__To do__. Search the data for the string "Picorna", and report each line where it is found.

Records of document pages and text:
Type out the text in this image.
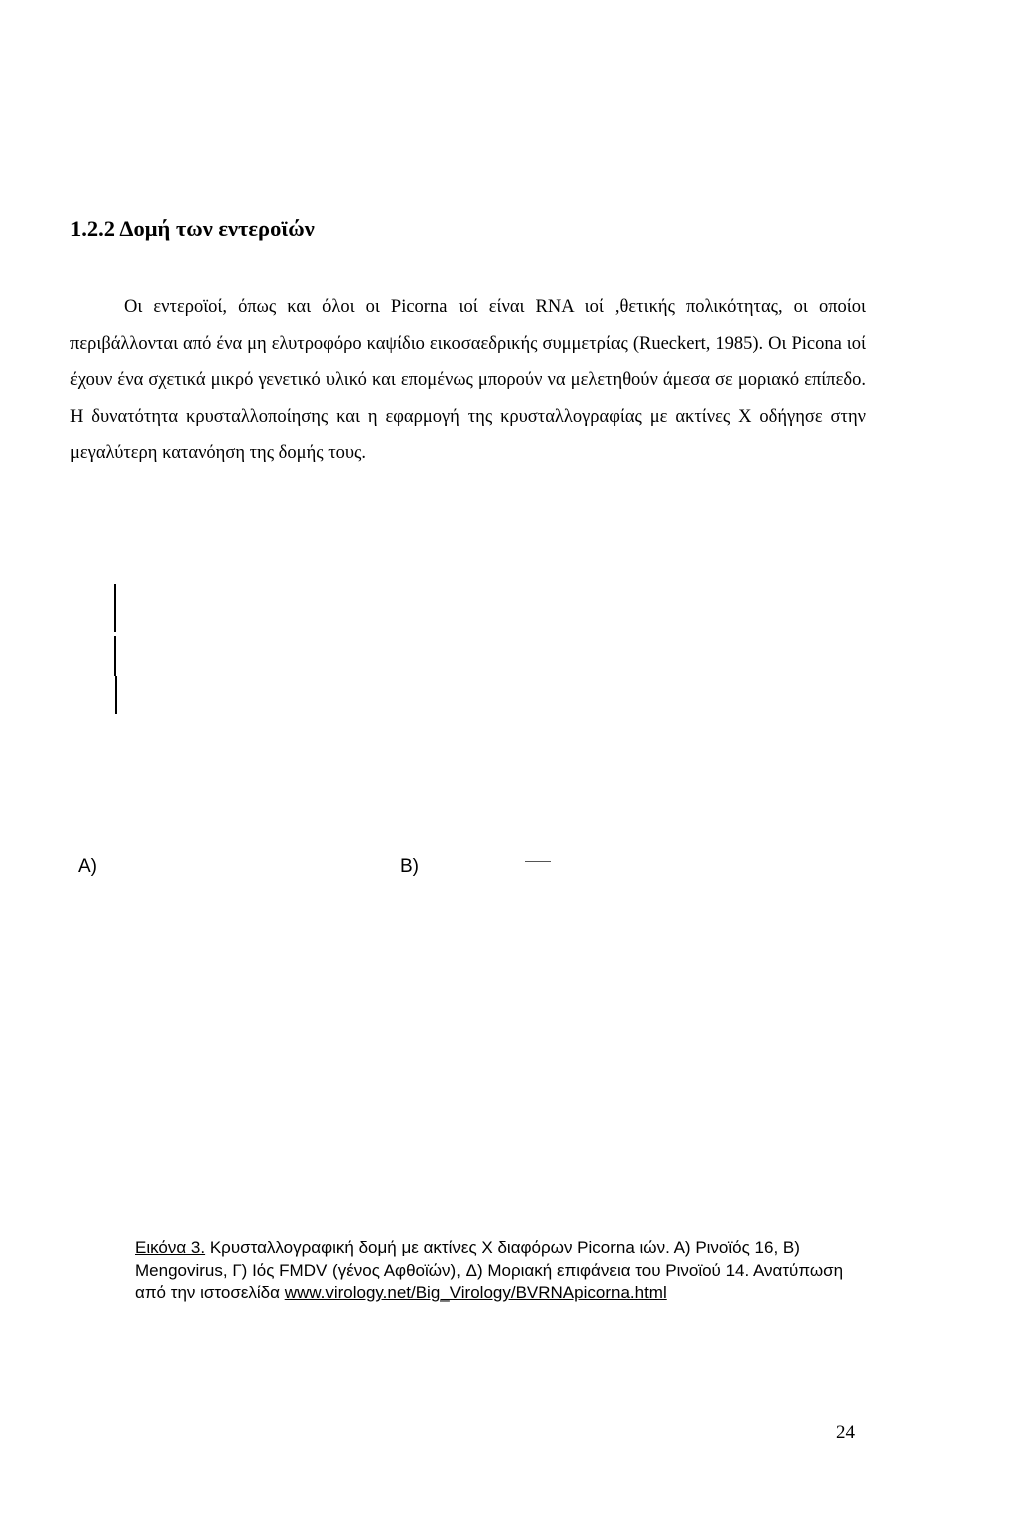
1.2.2 Δομή των εντεροϊών

Οι εντεροϊοί, όπως και όλοι οι Picorna ιοί είναι RNA ιοί ,θετικής πολικότητας, οι οποίοι περιβάλλονται από ένα μη ελυτροφόρο καψίδιο εικοσαεδρικής συμμετρίας (Rueckert, 1985). Οι Picona ιοί έχουν ένα σχετικά μικρό γενετικό υλικό και επομένως μπορούν να μελετηθούν άμεσα σε μοριακό επίπεδο. Η δυνατότητα κρυσταλλοποίησης και η εφαρμογή της κρυσταλλογραφίας με ακτίνες Χ οδήγησε στην μεγαλύτερη κατανόηση της δομής τους.

A)	B)

Εικόνα 3. Κρυσταλλογραφική δομή με ακτίνες Χ διαφόρων Picorna ιών. Α) Ρινοϊός 16, Β) Mengovirus, Γ) Ιός FMDV (γένος Αφθοϊών), Δ) Μοριακή επιφάνεια του Ρινοϊού 14. Ανατύπωση από την ιστοσελίδα www.virology.net/Big_Virology/BVRNApicorna.html

24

__Reply to the task__.
Οι εντεροϊοί, όπως και όλοι οι Picorna ιοί είναι RNA ιοί ,θετικής πολικότητας, οι οποίοι περιβάλλονται από ένα μη ελυτροφόρο καψίδιο εικοσαεδρικής συμμετρίας (Rueckert, 1985). Οι Picona ιοί έχουν ένα σχετικά μικρό γενετικό υλικό και επομένως μπορούν να μελετηθούν άμεσα σε μοριακό επίπεδο. Η δυνατότητα κρυσταλλοποίησης και η εφαρμογή της κρυσταλλογραφίας με ακτίνες Χ οδήγησε στην μεγαλύτερη κατανόηση της δομής τους.
Εικόνα 3. Κρυσταλλογραφική δομή με ακτίνες Χ διαφόρων Picorna ιών. Α) Ρινοϊός 16, Β) Mengovirus, Γ) Ιός FMDV (γένος Αφθοϊών), Δ) Μοριακή επιφάνεια του Ρινοϊού 14. Ανατύπωση από την ιστοσελίδα www.virology.net/Big_Virology/BVRNApicorna.html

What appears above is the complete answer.